Records from a collection of figures:
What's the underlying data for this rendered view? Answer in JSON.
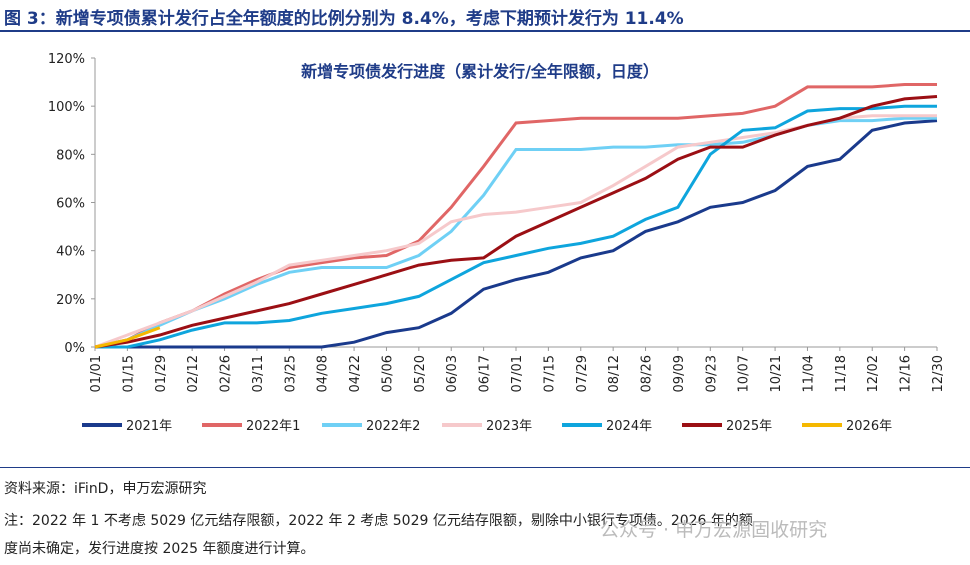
{
  "header": {
    "title": "图 3：新增专项债累计发行占全年额度的比例分别为 8.4%，考虑下期预计发行为 11.4%"
  },
  "footer": {
    "source": "资料来源：iFinD，申万宏源研究",
    "note_line1": "注：2022 年 1 不考虑 5029 亿元结存限额，2022 年 2 考虑 5029 亿元结存限额，剔除中小银行专项债。2026 年的额",
    "note_line2": "度尚未确定，发行进度按 2025 年额度进行计算。",
    "watermark": "公众号 · 申万宏源固收研究"
  },
  "chart_data": {
    "type": "line",
    "title": "新增专项债发行进度（累计发行/全年限额，日度）",
    "categories": [
      "01/01",
      "01/15",
      "01/29",
      "02/12",
      "02/26",
      "03/11",
      "03/25",
      "04/08",
      "04/22",
      "05/06",
      "05/20",
      "06/03",
      "06/17",
      "07/01",
      "07/15",
      "07/29",
      "08/12",
      "08/26",
      "09/09",
      "09/23",
      "10/07",
      "10/21",
      "11/04",
      "11/18",
      "12/02",
      "12/16",
      "12/30"
    ],
    "ylim": [
      0,
      120
    ],
    "yticks": [
      {
        "value": 0,
        "label": "0%"
      },
      {
        "value": 20,
        "label": "20%"
      },
      {
        "value": 40,
        "label": "40%"
      },
      {
        "value": 60,
        "label": "60%"
      },
      {
        "value": 80,
        "label": "80%"
      },
      {
        "value": 100,
        "label": "100%"
      },
      {
        "value": 120,
        "label": "120%"
      }
    ],
    "series": [
      {
        "name": "2021年",
        "color": "#1a3a8c",
        "values": [
          0,
          0,
          0,
          0,
          0,
          0,
          0,
          0,
          2,
          6,
          8,
          14,
          24,
          28,
          31,
          37,
          40,
          48,
          52,
          58,
          60,
          65,
          75,
          78,
          90,
          93,
          94
        ]
      },
      {
        "name": "2022年1",
        "color": "#e06666",
        "values": [
          0,
          3,
          10,
          15,
          22,
          28,
          33,
          35,
          37,
          38,
          44,
          58,
          75,
          93,
          94,
          95,
          95,
          95,
          95,
          96,
          97,
          100,
          108,
          108,
          108,
          109,
          109
        ]
      },
      {
        "name": "2022年2",
        "color": "#6fd0f5",
        "values": [
          0,
          3,
          9,
          15,
          20,
          26,
          31,
          33,
          33,
          33,
          38,
          48,
          63,
          82,
          82,
          82,
          83,
          83,
          84,
          84,
          85,
          88,
          92,
          94,
          94,
          95,
          95
        ]
      },
      {
        "name": "2023年",
        "color": "#f6c9cb",
        "values": [
          0,
          5,
          10,
          15,
          21,
          27,
          34,
          36,
          38,
          40,
          43,
          52,
          55,
          56,
          58,
          60,
          67,
          75,
          83,
          85,
          87,
          89,
          92,
          95,
          96,
          96,
          96
        ]
      },
      {
        "name": "2024年",
        "color": "#0ea5dd",
        "values": [
          0,
          0,
          3,
          7,
          10,
          10,
          11,
          14,
          16,
          18,
          21,
          28,
          35,
          38,
          41,
          43,
          46,
          53,
          58,
          80,
          90,
          91,
          98,
          99,
          99,
          100,
          100
        ]
      },
      {
        "name": "2025年",
        "color": "#9b0f14",
        "values": [
          0,
          2,
          5,
          9,
          12,
          15,
          18,
          22,
          26,
          30,
          34,
          36,
          37,
          46,
          52,
          58,
          64,
          70,
          78,
          83,
          83,
          88,
          92,
          95,
          100,
          103,
          104
        ]
      },
      {
        "name": "2026年",
        "color": "#f5b800",
        "values": [
          0,
          3,
          8,
          null,
          null,
          null,
          null,
          null,
          null,
          null,
          null,
          null,
          null,
          null,
          null,
          null,
          null,
          null,
          null,
          null,
          null,
          null,
          null,
          null,
          null,
          null,
          null
        ]
      }
    ]
  }
}
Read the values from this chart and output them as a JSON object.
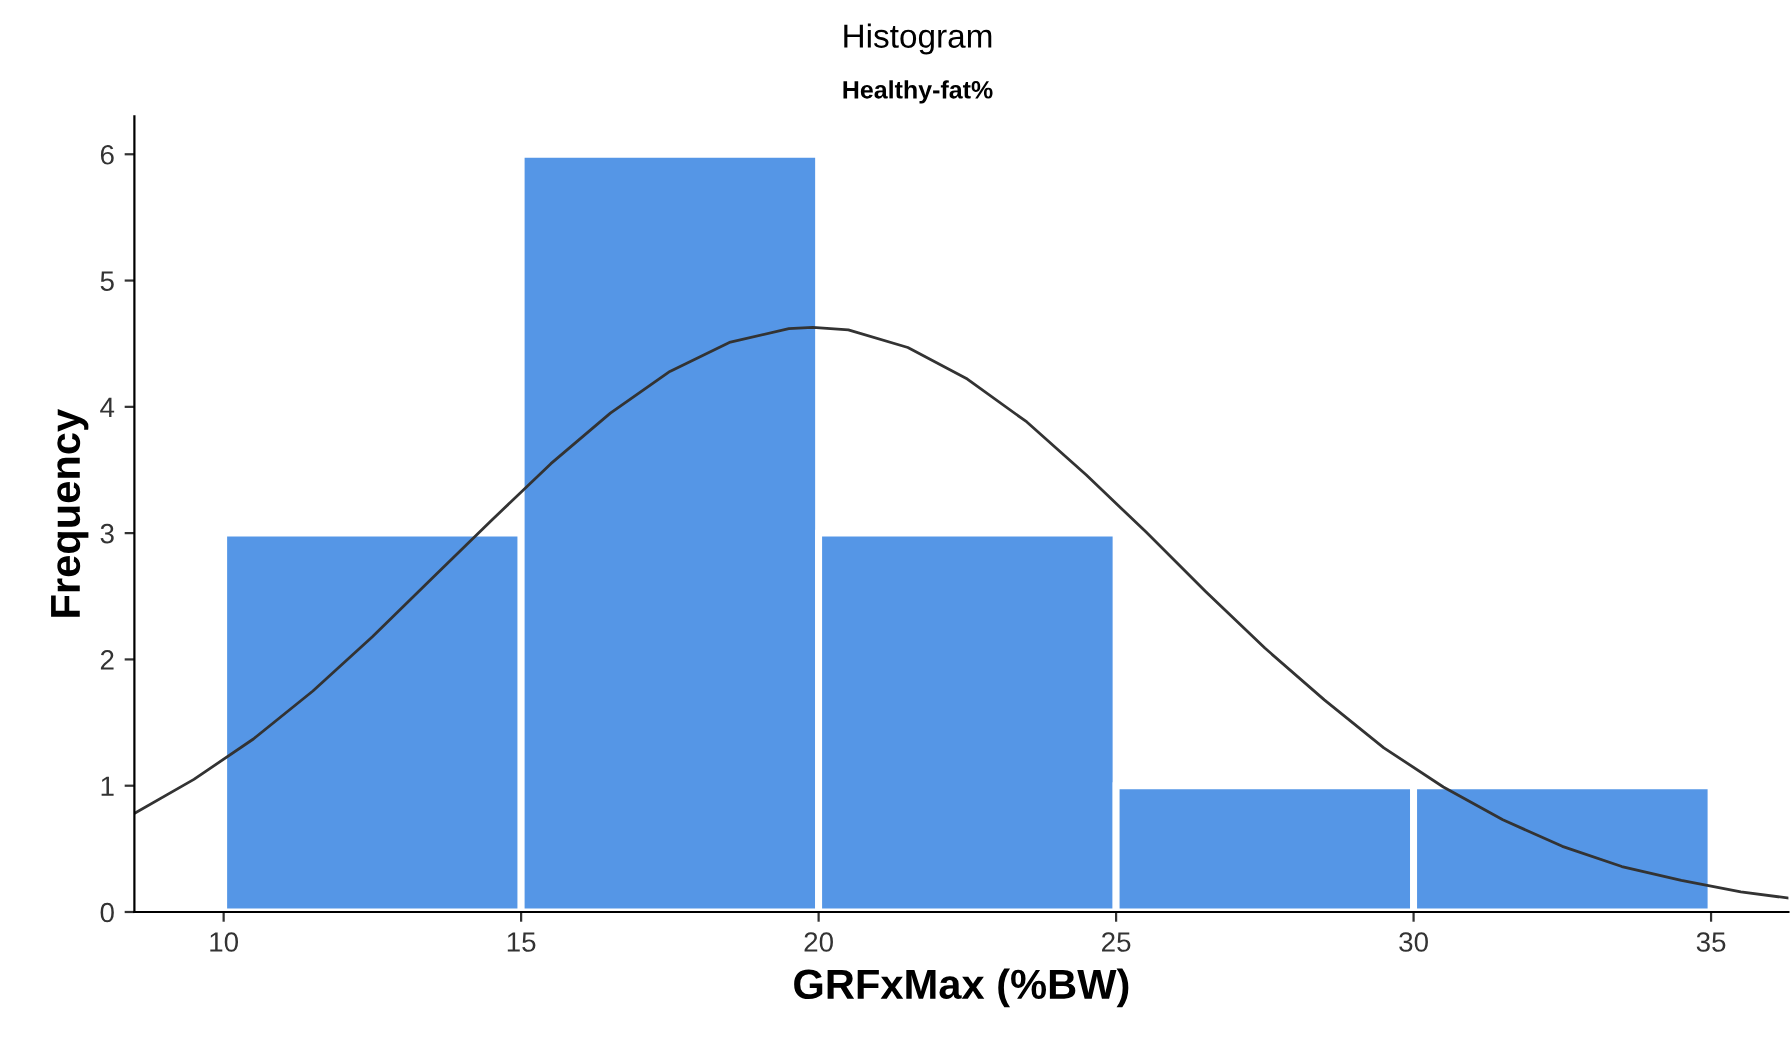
{
  "chart_data": {
    "type": "histogram",
    "title": "Histogram",
    "subtitle": "Healthy-fat%",
    "xlabel": "GRFxMax (%BW)",
    "ylabel": "Frequency",
    "bins": [
      10,
      15,
      20,
      25,
      30,
      35
    ],
    "values": [
      3,
      6,
      3,
      1,
      1
    ],
    "color": "#5596e6",
    "series": [
      {
        "type": "line",
        "color": "#333333",
        "x": [
          8.5,
          9.5,
          10.5,
          11.5,
          12.5,
          13.5,
          14.5,
          15.5,
          16.5,
          17.5,
          18.5,
          19.5,
          19.9,
          20.5,
          21.5,
          22.5,
          23.5,
          24.5,
          25.5,
          26.5,
          27.5,
          28.5,
          29.5,
          30.5,
          31.5,
          32.5,
          33.5,
          34.5,
          35.5,
          36.3
        ],
        "values": [
          0.78,
          1.05,
          1.37,
          1.75,
          2.18,
          2.64,
          3.1,
          3.55,
          3.95,
          4.28,
          4.51,
          4.62,
          4.63,
          4.61,
          4.47,
          4.22,
          3.88,
          3.46,
          3.01,
          2.54,
          2.09,
          1.68,
          1.3,
          0.99,
          0.73,
          0.52,
          0.36,
          0.25,
          0.16,
          0.11
        ]
      }
    ],
    "xlim": [
      8.5,
      36.3
    ],
    "ylim": [
      0,
      6.3
    ],
    "xticks": [
      10,
      15,
      20,
      25,
      30,
      35
    ],
    "yticks": [
      0,
      1,
      2,
      3,
      4,
      5,
      6
    ],
    "grid": false,
    "legend": false
  }
}
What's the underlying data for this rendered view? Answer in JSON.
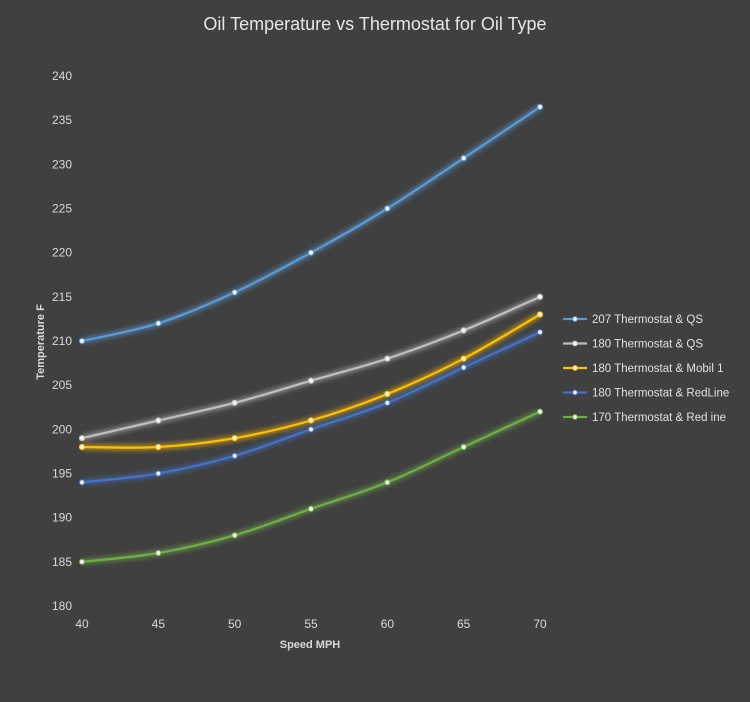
{
  "chart_data": {
    "type": "line",
    "title": "Oil Temperature vs Thermostat for Oil Type",
    "xlabel": "Speed MPH",
    "ylabel": "Temperature F",
    "x": [
      40,
      45,
      50,
      55,
      60,
      65,
      70
    ],
    "xlim": [
      40,
      70
    ],
    "ylim": [
      180,
      240
    ],
    "yticks": [
      180,
      185,
      190,
      195,
      200,
      205,
      210,
      215,
      220,
      225,
      230,
      235,
      240
    ],
    "grid": false,
    "legend_position": "right",
    "series": [
      {
        "name": "207 Thermostat & QS",
        "color": "#5b9bd5",
        "values": [
          210,
          212,
          215.5,
          220,
          225,
          230.7,
          236.5
        ]
      },
      {
        "name": "180 Thermostat & QS",
        "color": "#bfbfbf",
        "values": [
          199,
          201,
          203,
          205.5,
          208,
          211.2,
          215
        ]
      },
      {
        "name": "180 Thermostat & Mobil 1",
        "color": "#ffc000",
        "values": [
          198,
          198,
          199,
          201,
          204,
          208,
          213
        ]
      },
      {
        "name": "180 Thermostat & RedLine",
        "color": "#4472c4",
        "values": [
          194,
          195,
          197,
          200,
          203,
          207,
          211
        ]
      },
      {
        "name": "170 Thermostat & Red ine",
        "color": "#70ad47",
        "values": [
          185,
          186,
          188,
          191,
          194,
          198,
          202
        ]
      }
    ]
  }
}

### Instructions for the task
Each line in the entries above that includes the string "ylabel" should be extracted.

### Problem solution
    "ylabel": "Frequency",
    "ylabel": "Temperature F",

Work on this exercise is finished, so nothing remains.